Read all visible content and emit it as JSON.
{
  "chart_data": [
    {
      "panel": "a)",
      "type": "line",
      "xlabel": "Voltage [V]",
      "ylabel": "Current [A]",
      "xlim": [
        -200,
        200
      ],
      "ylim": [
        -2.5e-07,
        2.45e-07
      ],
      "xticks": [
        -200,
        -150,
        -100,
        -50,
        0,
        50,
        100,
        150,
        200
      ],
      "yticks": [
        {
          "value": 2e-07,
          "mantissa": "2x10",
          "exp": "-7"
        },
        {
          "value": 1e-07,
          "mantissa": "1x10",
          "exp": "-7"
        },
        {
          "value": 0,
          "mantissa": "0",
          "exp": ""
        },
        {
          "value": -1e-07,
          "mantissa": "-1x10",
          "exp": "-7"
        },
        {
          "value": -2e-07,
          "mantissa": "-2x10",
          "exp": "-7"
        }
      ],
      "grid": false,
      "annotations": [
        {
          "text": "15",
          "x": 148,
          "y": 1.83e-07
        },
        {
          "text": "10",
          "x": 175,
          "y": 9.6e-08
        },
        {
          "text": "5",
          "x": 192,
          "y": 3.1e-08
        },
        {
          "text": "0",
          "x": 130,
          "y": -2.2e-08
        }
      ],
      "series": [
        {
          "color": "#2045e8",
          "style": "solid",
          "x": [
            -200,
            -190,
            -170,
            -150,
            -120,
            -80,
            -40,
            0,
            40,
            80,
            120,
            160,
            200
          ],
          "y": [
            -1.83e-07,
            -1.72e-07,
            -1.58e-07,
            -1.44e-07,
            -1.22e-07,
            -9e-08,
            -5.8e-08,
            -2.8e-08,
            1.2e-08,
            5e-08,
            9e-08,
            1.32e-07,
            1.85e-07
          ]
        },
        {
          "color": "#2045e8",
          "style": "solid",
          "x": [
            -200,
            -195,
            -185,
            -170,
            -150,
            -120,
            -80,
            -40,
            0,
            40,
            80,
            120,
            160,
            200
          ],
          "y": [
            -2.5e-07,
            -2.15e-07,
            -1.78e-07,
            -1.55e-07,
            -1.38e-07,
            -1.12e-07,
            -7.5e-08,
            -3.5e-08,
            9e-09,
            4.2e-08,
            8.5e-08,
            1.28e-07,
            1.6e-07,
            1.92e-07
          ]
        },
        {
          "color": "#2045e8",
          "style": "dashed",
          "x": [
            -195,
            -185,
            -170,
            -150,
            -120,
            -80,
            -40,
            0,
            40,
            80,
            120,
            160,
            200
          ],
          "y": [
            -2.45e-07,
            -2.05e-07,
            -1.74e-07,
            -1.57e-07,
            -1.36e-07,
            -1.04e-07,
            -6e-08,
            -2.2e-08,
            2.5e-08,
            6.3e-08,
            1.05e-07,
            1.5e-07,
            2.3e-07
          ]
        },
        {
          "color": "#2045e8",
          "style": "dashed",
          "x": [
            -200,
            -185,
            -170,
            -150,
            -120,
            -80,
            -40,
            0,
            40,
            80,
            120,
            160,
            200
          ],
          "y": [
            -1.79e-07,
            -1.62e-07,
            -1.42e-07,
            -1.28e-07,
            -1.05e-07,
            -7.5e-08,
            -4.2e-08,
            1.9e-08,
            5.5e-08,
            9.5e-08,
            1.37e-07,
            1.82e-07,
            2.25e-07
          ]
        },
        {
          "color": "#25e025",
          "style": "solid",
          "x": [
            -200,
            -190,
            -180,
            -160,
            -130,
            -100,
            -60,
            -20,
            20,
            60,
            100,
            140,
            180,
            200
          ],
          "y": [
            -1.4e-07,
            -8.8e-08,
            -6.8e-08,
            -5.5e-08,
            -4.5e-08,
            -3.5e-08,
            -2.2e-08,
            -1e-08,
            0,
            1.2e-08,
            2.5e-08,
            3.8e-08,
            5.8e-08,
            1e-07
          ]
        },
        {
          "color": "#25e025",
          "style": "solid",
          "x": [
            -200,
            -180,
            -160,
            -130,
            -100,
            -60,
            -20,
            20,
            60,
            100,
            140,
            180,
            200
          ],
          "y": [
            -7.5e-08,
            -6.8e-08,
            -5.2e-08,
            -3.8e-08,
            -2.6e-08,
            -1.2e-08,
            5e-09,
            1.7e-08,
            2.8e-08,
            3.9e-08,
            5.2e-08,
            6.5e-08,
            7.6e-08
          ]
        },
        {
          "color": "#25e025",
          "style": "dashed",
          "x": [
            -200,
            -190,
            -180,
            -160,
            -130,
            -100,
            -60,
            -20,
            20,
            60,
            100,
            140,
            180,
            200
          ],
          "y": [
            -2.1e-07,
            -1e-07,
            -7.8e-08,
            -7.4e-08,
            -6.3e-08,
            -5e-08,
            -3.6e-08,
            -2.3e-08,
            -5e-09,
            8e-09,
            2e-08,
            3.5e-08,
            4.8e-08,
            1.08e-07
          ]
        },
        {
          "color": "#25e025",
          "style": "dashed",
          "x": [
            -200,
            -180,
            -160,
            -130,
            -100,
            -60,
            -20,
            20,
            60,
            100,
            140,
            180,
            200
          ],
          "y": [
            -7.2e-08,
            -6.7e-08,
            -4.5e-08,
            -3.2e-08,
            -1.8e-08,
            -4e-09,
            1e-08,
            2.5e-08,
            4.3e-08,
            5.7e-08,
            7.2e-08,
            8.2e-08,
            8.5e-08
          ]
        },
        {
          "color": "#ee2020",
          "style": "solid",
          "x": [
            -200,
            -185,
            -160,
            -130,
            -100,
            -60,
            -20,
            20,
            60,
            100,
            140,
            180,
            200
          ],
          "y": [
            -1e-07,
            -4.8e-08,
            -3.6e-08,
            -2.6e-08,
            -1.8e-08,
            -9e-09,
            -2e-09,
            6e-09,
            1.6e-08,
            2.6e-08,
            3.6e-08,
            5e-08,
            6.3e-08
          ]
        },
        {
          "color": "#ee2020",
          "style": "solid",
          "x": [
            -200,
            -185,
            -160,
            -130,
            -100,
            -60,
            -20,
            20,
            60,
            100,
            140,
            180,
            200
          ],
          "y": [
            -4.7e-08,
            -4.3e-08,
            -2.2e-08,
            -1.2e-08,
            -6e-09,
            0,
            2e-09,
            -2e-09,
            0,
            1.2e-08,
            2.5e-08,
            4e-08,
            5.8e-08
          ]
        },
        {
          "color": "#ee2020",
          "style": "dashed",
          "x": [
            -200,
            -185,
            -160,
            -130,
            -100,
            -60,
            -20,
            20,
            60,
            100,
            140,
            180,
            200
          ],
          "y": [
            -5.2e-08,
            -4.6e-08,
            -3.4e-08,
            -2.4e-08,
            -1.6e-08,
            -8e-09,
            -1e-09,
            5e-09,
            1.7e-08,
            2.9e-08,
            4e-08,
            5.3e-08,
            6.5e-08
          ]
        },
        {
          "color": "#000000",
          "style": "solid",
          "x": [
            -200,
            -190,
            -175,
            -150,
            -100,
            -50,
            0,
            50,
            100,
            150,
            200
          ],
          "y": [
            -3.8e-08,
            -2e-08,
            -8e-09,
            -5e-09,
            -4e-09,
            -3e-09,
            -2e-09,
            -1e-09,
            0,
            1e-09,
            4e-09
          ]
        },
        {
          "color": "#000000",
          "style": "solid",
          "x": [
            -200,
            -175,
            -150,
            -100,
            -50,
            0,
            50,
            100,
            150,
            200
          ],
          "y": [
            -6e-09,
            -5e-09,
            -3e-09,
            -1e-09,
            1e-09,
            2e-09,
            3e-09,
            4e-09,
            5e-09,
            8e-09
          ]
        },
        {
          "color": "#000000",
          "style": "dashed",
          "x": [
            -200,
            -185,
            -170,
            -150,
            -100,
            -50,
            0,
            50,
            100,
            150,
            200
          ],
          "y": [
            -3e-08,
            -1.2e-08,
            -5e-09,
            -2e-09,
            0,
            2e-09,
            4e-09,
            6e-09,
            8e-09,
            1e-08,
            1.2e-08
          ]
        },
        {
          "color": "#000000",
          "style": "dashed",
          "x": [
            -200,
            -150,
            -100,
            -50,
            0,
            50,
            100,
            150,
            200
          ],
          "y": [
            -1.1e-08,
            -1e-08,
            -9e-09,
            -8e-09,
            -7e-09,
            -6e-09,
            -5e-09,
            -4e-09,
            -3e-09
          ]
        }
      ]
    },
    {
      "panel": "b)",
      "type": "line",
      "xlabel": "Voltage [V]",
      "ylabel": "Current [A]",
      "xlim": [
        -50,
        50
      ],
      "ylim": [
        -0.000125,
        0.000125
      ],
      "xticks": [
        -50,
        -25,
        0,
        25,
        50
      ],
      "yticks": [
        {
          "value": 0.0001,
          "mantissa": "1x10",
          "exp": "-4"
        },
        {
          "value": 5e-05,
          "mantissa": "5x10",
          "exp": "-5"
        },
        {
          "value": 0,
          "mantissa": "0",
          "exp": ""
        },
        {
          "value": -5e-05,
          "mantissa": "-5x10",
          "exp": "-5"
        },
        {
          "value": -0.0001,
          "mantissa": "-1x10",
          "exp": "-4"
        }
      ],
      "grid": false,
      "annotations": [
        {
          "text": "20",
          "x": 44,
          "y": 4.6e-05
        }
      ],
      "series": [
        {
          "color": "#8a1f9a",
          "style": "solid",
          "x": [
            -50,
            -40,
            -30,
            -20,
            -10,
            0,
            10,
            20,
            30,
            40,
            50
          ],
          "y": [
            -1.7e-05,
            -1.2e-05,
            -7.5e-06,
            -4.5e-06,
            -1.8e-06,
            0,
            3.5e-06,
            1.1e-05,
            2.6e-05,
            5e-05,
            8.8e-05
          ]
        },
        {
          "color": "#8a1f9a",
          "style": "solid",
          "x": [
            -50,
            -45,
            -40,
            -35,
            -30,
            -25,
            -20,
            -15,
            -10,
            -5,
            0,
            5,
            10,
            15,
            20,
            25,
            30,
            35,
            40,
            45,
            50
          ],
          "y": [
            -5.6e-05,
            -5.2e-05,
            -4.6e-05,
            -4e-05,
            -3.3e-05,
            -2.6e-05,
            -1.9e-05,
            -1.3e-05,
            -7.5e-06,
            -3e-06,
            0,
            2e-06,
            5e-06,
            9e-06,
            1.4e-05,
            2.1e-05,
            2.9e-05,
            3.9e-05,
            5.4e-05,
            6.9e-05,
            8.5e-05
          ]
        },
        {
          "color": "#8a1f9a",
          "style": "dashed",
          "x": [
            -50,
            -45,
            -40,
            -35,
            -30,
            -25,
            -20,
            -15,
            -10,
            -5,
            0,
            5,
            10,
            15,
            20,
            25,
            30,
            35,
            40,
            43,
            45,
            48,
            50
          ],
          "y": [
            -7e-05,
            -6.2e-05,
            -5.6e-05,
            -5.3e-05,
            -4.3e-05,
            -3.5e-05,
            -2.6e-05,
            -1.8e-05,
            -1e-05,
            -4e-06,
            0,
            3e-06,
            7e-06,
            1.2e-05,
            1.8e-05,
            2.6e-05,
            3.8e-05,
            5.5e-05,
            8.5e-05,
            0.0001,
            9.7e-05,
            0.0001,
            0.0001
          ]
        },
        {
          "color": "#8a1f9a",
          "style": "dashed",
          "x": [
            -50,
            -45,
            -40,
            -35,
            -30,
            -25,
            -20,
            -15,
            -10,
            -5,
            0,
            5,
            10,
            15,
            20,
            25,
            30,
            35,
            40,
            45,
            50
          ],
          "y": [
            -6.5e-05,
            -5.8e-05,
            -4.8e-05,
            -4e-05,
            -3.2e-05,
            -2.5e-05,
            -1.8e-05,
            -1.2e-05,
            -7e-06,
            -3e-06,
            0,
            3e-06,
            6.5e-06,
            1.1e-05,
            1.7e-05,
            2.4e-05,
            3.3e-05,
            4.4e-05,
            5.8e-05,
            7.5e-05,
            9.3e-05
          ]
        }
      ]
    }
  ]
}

□ □ □

EXERCISE REQUIREMENTS - From the material above, copy each line that includes the word "mantissa".

THE COMPLETED TASK -
          "mantissa": "2x10",
          "mantissa": "1x10",
          "mantissa": "0",
          "mantissa": "-1x10",
          "mantissa": "-2x10",
          "mantissa": "1x10",
          "mantissa": "5x10",
          "mantissa": "0",
          "mantissa": "-5x10",
          "mantissa": "-1x10",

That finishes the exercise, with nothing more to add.